▶ [Source data]:

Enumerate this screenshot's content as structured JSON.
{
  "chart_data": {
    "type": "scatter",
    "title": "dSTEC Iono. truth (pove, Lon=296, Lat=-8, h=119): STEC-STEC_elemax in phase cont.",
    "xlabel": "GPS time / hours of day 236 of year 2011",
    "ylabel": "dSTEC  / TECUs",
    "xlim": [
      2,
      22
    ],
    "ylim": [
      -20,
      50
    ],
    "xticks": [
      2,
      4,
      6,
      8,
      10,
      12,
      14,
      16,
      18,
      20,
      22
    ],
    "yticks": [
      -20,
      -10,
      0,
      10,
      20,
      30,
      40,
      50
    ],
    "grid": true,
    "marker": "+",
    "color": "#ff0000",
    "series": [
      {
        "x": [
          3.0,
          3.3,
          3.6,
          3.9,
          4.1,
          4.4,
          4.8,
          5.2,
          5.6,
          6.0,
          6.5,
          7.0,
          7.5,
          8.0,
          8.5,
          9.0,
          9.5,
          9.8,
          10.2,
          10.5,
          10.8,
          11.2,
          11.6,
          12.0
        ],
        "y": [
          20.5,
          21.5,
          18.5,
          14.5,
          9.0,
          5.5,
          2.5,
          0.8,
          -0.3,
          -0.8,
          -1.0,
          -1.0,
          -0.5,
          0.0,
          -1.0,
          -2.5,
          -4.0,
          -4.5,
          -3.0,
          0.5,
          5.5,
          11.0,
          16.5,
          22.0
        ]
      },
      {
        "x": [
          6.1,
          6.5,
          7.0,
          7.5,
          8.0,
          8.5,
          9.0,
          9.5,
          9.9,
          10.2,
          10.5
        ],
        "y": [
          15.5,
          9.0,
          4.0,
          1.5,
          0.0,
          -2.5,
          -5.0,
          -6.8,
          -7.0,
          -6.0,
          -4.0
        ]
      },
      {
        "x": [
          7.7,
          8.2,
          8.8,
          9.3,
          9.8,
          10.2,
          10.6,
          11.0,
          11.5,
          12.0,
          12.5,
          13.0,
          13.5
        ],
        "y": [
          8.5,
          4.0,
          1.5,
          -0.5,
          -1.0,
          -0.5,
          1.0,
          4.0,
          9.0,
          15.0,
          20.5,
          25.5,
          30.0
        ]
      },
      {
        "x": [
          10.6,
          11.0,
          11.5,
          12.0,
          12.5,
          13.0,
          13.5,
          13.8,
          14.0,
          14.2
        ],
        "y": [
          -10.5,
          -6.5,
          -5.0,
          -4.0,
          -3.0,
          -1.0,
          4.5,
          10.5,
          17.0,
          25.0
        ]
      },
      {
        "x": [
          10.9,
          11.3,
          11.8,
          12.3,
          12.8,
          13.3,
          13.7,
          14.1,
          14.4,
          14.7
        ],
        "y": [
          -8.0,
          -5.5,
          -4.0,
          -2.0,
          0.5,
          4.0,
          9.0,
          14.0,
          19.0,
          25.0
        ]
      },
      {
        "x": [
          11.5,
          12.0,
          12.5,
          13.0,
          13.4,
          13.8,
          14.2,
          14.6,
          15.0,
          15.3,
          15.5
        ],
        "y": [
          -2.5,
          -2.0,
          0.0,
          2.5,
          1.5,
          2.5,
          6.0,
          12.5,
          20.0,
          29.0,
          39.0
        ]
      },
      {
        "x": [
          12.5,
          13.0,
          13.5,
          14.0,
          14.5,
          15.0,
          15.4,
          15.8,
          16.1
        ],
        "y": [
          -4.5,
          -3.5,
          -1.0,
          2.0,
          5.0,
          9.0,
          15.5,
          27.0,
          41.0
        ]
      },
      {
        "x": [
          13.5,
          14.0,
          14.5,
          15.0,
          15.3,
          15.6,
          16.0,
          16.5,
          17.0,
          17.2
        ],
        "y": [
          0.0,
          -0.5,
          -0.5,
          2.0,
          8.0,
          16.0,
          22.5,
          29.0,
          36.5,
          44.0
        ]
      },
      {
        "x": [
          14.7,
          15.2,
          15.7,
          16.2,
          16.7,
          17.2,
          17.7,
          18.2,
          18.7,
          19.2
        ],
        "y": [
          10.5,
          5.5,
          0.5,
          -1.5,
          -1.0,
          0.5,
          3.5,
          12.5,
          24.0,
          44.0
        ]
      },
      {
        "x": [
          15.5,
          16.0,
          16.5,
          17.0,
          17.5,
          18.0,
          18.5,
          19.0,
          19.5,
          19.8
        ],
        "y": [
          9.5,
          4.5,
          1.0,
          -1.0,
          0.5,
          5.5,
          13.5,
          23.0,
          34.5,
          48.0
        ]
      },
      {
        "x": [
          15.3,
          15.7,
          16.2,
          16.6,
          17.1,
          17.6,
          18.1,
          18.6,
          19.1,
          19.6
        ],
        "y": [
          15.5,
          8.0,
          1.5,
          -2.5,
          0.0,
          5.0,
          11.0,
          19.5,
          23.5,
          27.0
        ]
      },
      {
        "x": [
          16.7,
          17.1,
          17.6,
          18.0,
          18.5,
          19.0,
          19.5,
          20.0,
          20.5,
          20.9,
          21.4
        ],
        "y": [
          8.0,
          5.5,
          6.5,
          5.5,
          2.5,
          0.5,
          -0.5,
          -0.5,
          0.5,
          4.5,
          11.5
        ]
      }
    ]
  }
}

▶ [INSTRUCTIONS FOR THE TASK]: Above are the records. Identify each line that contains the word "dSTEC".

▶ [SOLVED PROBLEM]:
    "title": "dSTEC Iono. truth (pove, Lon=296, Lat=-8, h=119): STEC-STEC_elemax in phase cont.",
    "ylabel": "dSTEC  / TECUs",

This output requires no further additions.